--- START ---
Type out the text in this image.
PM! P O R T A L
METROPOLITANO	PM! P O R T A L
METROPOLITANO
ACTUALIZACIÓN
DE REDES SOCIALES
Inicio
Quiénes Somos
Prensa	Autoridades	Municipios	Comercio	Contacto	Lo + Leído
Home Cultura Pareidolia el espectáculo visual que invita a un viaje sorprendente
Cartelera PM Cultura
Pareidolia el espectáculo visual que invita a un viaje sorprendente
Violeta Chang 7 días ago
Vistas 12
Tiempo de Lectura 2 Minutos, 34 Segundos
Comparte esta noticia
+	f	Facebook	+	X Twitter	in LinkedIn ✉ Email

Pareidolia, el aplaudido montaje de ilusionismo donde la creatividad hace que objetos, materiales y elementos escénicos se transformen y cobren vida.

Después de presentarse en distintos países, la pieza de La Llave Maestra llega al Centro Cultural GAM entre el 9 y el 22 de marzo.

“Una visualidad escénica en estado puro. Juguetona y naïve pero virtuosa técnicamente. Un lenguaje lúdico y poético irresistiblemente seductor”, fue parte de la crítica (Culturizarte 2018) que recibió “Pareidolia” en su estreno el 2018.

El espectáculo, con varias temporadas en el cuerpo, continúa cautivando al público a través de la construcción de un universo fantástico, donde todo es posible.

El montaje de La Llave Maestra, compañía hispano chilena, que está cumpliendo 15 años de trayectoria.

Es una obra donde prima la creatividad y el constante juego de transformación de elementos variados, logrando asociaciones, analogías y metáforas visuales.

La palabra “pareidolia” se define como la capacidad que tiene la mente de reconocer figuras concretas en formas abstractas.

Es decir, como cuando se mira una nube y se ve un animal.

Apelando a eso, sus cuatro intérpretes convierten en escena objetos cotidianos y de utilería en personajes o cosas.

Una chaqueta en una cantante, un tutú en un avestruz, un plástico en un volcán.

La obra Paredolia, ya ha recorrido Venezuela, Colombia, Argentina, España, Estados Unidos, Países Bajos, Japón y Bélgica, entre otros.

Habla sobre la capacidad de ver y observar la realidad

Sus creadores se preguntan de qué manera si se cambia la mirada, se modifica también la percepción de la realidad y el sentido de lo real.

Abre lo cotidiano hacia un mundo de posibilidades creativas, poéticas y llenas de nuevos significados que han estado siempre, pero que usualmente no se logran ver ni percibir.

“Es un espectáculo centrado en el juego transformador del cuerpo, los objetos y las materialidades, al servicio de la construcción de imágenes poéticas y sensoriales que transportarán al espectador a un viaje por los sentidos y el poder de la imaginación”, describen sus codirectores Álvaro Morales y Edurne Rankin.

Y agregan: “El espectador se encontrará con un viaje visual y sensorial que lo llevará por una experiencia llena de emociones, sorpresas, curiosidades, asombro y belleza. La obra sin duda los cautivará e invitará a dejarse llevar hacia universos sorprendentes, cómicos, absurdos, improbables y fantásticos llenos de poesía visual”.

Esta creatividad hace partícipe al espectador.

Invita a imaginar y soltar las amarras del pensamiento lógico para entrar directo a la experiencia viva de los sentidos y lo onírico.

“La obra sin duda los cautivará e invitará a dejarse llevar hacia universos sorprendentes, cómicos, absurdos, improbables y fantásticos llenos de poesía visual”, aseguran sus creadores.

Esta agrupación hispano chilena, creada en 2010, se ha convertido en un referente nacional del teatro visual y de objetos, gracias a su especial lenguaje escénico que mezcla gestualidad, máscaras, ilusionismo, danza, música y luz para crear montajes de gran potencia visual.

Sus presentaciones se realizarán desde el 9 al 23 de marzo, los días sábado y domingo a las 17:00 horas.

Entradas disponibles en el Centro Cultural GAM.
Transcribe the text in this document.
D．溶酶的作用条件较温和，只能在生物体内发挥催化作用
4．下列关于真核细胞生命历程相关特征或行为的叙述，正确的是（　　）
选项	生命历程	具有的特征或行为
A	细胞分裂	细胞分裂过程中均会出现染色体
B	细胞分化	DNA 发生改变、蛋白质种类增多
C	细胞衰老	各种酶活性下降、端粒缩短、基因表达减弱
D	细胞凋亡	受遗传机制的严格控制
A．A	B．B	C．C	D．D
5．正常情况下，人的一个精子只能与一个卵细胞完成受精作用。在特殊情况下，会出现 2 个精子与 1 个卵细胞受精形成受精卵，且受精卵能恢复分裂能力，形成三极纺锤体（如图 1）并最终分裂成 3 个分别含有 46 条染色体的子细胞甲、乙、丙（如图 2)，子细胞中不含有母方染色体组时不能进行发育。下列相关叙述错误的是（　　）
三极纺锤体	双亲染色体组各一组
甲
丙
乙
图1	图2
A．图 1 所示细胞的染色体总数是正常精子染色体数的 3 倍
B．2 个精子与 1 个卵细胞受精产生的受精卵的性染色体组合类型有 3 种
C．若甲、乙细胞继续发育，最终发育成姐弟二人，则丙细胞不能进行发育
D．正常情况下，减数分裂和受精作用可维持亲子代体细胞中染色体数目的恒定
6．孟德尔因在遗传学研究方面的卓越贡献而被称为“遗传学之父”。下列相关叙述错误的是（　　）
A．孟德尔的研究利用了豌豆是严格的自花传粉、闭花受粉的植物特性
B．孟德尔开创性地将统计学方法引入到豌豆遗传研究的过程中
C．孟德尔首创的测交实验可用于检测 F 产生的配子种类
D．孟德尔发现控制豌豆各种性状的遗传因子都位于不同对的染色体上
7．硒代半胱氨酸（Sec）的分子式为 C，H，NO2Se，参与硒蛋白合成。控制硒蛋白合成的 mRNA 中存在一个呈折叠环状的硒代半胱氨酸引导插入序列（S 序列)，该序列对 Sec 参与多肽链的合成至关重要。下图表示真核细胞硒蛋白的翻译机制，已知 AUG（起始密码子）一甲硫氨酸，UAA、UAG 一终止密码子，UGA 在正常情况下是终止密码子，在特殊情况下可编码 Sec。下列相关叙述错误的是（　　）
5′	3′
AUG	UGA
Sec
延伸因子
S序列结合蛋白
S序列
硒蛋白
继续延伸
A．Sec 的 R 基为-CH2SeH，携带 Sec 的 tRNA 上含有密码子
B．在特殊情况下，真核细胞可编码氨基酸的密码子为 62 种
--- END ---
■ **Brief**
Extract the complete data, matching each line exactly.

■ **Answer for the task**
Type out the text in this image.
PM! P O R T A L
METROPOLITANO	PM! P O R T A L
METROPOLITANO
ACTUALIZACIÓN
DE REDES SOCIALES
Inicio
Quiénes Somos
Prensa	Autoridades	Municipios	Comercio	Contacto	Lo + Leído
Home Cultura Pareidolia el espectáculo visual que invita a un viaje sorprendente
Cartelera PM Cultura
Pareidolia el espectáculo visual que invita a un viaje sorprendente
Violeta Chang 7 días ago
Vistas 12
Tiempo de Lectura 2 Minutos, 34 Segundos
Comparte esta noticia
+	f	Facebook	+	X Twitter	in LinkedIn ✉ Email

Pareidolia, el aplaudido montaje de ilusionismo donde la creatividad hace que objetos, materiales y elementos escénicos se transformen y cobren vida.

Después de presentarse en distintos países, la pieza de La Llave Maestra llega al Centro Cultural GAM entre el 9 y el 22 de marzo.

“Una visualidad escénica en estado puro. Juguetona y naïve pero virtuosa técnicamente. Un lenguaje lúdico y poético irresistiblemente seductor”, fue parte de la crítica (Culturizarte 2018) que recibió “Pareidolia” en su estreno el 2018.

El espectáculo, con varias temporadas en el cuerpo, continúa cautivando al público a través de la construcción de un universo fantástico, donde todo es posible.

El montaje de La Llave Maestra, compañía hispano chilena, que está cumpliendo 15 años de trayectoria.

Es una obra donde prima la creatividad y el constante juego de transformación de elementos variados, logrando asociaciones, analogías y metáforas visuales.

La palabra “pareidolia” se define como la capacidad que tiene la mente de reconocer figuras concretas en formas abstractas.

Es decir, como cuando se mira una nube y se ve un animal.

Apelando a eso, sus cuatro intérpretes convierten en escena objetos cotidianos y de utilería en personajes o cosas.

Una chaqueta en una cantante, un tutú en un avestruz, un plástico en un volcán.

La obra Paredolia, ya ha recorrido Venezuela, Colombia, Argentina, España, Estados Unidos, Países Bajos, Japón y Bélgica, entre otros.

Habla sobre la capacidad de ver y observar la realidad

Sus creadores se preguntan de qué manera si se cambia la mirada, se modifica también la percepción de la realidad y el sentido de lo real.

Abre lo cotidiano hacia un mundo de posibilidades creativas, poéticas y llenas de nuevos significados que han estado siempre, pero que usualmente no se logran ver ni percibir.

“Es un espectáculo centrado en el juego transformador del cuerpo, los objetos y las materialidades, al servicio de la construcción de imágenes poéticas y sensoriales que transportarán al espectador a un viaje por los sentidos y el poder de la imaginación”, describen sus codirectores Álvaro Morales y Edurne Rankin.

Y agregan: “El espectador se encontrará con un viaje visual y sensorial que lo llevará por una experiencia llena de emociones, sorpresas, curiosidades, asombro y belleza. La obra sin duda los cautivará e invitará a dejarse llevar hacia universos sorprendentes, cómicos, absurdos, improbables y fantásticos llenos de poesía visual”.

Esta creatividad hace partícipe al espectador.

Invita a imaginar y soltar las amarras del pensamiento lógico para entrar directo a la experiencia viva de los sentidos y lo onírico.

“La obra sin duda los cautivará e invitará a dejarse llevar hacia universos sorprendentes, cómicos, absurdos, improbables y fantásticos llenos de poesía visual”, aseguran sus creadores.

Esta agrupación hispano chilena, creada en 2010, se ha convertido en un referente nacional del teatro visual y de objetos, gracias a su especial lenguaje escénico que mezcla gestualidad, máscaras, ilusionismo, danza, música y luz para crear montajes de gran potencia visual.

Sus presentaciones se realizarán desde el 9 al 23 de marzo, los días sábado y domingo a las 17:00 horas.

Entradas disponibles en el Centro Cultural GAM.
Transcribe the text in this document.
D．溶酶的作用条件较温和，只能在生物体内发挥催化作用
4．下列关于真核细胞生命历程相关特征或行为的叙述，正确的是（　　）
选项	生命历程	具有的特征或行为
A	细胞分裂	细胞分裂过程中均会出现染色体
B	细胞分化	DNA 发生改变、蛋白质种类增多
C	细胞衰老	各种酶活性下降、端粒缩短、基因表达减弱
D	细胞凋亡	受遗传机制的严格控制
A．A	B．B	C．C	D．D
5．正常情况下，人的一个精子只能与一个卵细胞完成受精作用。在特殊情况下，会出现 2 个精子与 1 个卵细胞受精形成受精卵，且受精卵能恢复分裂能力，形成三极纺锤体（如图 1）并最终分裂成 3 个分别含有 46 条染色体的子细胞甲、乙、丙（如图 2)，子细胞中不含有母方染色体组时不能进行发育。下列相关叙述错误的是（　　）
三极纺锤体	双亲染色体组各一组
甲
丙
乙
图1	图2
A．图 1 所示细胞的染色体总数是正常精子染色体数的 3 倍
B．2 个精子与 1 个卵细胞受精产生的受精卵的性染色体组合类型有 3 种
C．若甲、乙细胞继续发育，最终发育成姐弟二人，则丙细胞不能进行发育
D．正常情况下，减数分裂和受精作用可维持亲子代体细胞中染色体数目的恒定
6．孟德尔因在遗传学研究方面的卓越贡献而被称为“遗传学之父”。下列相关叙述错误的是（　　）
A．孟德尔的研究利用了豌豆是严格的自花传粉、闭花受粉的植物特性
B．孟德尔开创性地将统计学方法引入到豌豆遗传研究的过程中
C．孟德尔首创的测交实验可用于检测 F 产生的配子种类
D．孟德尔发现控制豌豆各种性状的遗传因子都位于不同对的染色体上
7．硒代半胱氨酸（Sec）的分子式为 C，H，NO2Se，参与硒蛋白合成。控制硒蛋白合成的 mRNA 中存在一个呈折叠环状的硒代半胱氨酸引导插入序列（S 序列)，该序列对 Sec 参与多肽链的合成至关重要。下图表示真核细胞硒蛋白的翻译机制，已知 AUG（起始密码子）一甲硫氨酸，UAA、UAG 一终止密码子，UGA 在正常情况下是终止密码子，在特殊情况下可编码 Sec。下列相关叙述错误的是（　　）
5′	3′
AUG	UGA
Sec
延伸因子
S序列结合蛋白
S序列
硒蛋白
继续延伸
A．Sec 的 R 基为-CH2SeH，携带 Sec 的 tRNA 上含有密码子
B．在特殊情况下，真核细胞可编码氨基酸的密码子为 62 种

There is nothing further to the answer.